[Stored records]
----------

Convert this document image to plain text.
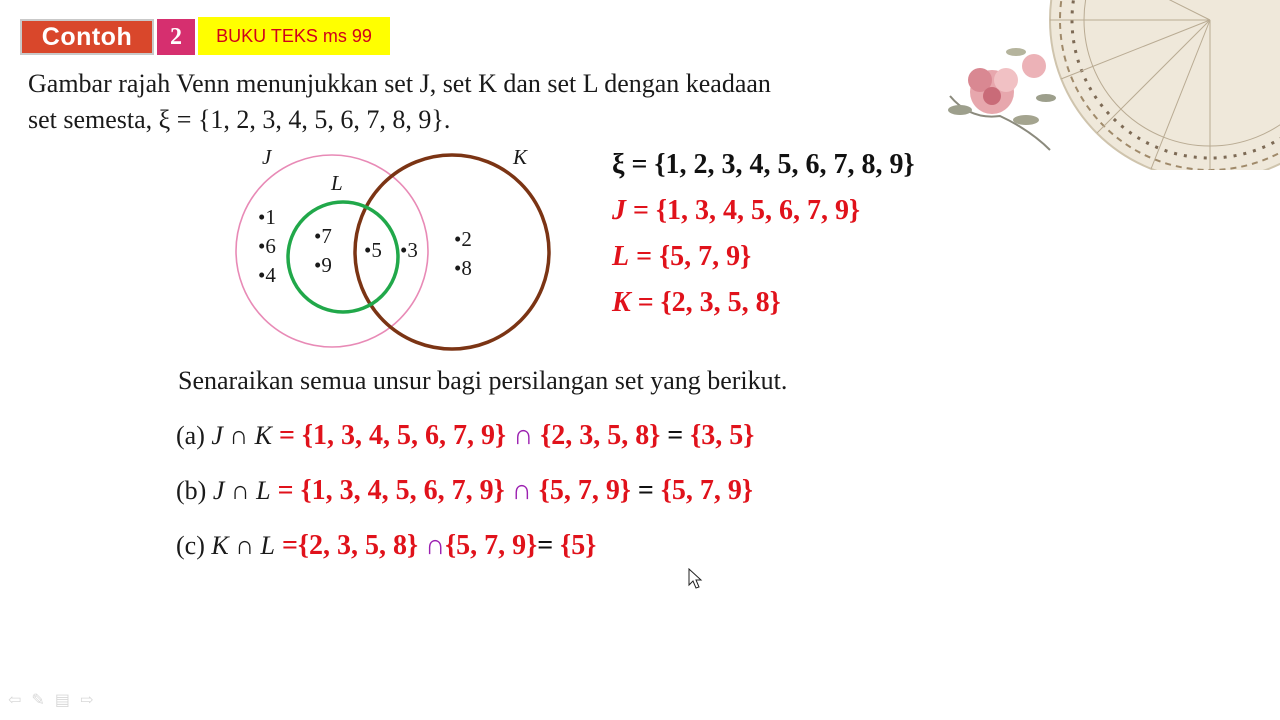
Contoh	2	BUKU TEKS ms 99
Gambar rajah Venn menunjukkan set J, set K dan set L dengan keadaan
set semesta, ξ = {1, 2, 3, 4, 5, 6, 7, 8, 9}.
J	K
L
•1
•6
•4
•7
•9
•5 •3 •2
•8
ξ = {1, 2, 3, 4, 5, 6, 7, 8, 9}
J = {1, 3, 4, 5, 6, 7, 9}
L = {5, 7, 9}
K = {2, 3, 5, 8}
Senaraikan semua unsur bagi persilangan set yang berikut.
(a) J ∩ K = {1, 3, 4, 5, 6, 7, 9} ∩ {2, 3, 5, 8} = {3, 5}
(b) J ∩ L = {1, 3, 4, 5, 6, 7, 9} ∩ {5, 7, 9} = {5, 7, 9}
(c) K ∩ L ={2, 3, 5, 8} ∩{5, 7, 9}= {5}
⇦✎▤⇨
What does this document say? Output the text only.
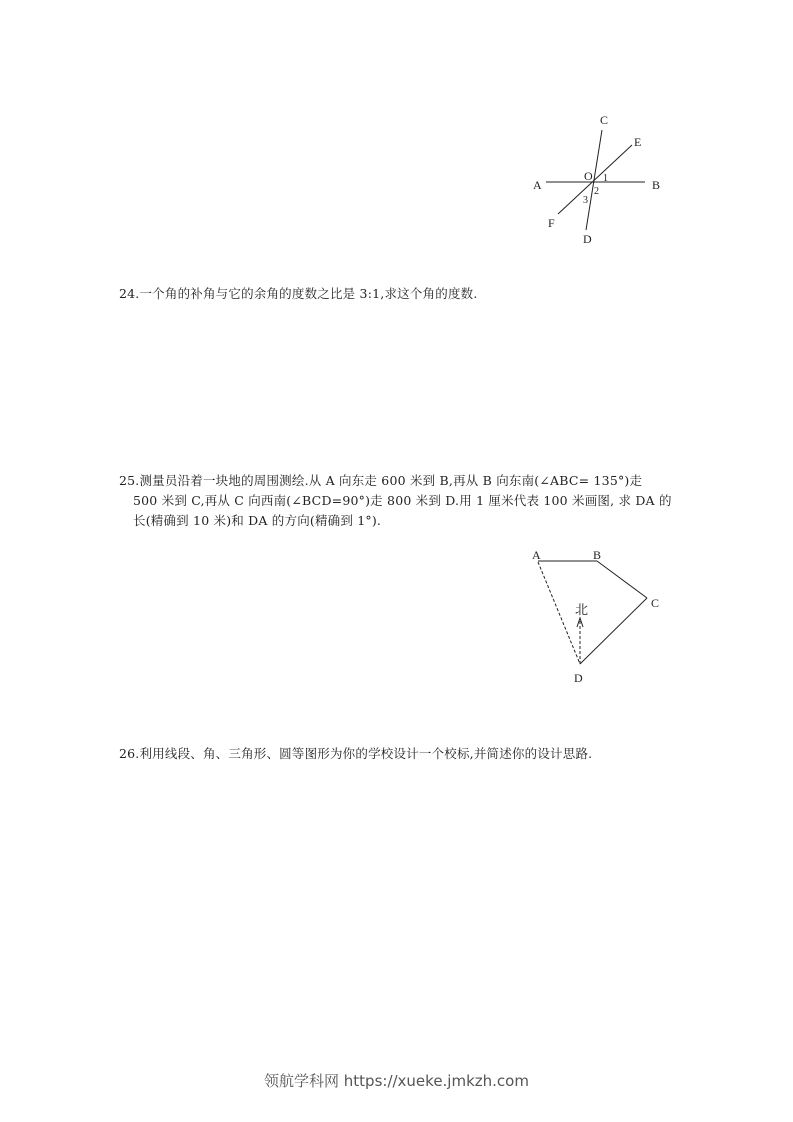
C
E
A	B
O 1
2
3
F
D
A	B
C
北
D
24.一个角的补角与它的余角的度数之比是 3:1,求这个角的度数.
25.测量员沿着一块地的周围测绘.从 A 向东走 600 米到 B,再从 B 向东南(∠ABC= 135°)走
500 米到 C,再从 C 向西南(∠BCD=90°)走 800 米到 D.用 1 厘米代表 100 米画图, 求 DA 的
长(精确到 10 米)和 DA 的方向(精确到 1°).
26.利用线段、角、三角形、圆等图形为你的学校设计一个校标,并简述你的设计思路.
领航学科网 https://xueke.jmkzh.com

----------

» **Given task**
In the copy, leave out all pictures, and retype exactly each line from the one with "What does this" through the last line of the entries.

» **The reply**
What does this document say? Output the text only.
C
E
A	B
O 1
2
3
F
D
A	B
C
北
D
24.一个角的补角与它的余角的度数之比是 3:1,求这个角的度数.
25.测量员沿着一块地的周围测绘.从 A 向东走 600 米到 B,再从 B 向东南(∠ABC= 135°)走
500 米到 C,再从 C 向西南(∠BCD=90°)走 800 米到 D.用 1 厘米代表 100 米画图, 求 DA 的
长(精确到 10 米)和 DA 的方向(精确到 1°).
26.利用线段、角、三角形、圆等图形为你的学校设计一个校标,并简述你的设计思路.
领航学科网 https://xueke.jmkzh.com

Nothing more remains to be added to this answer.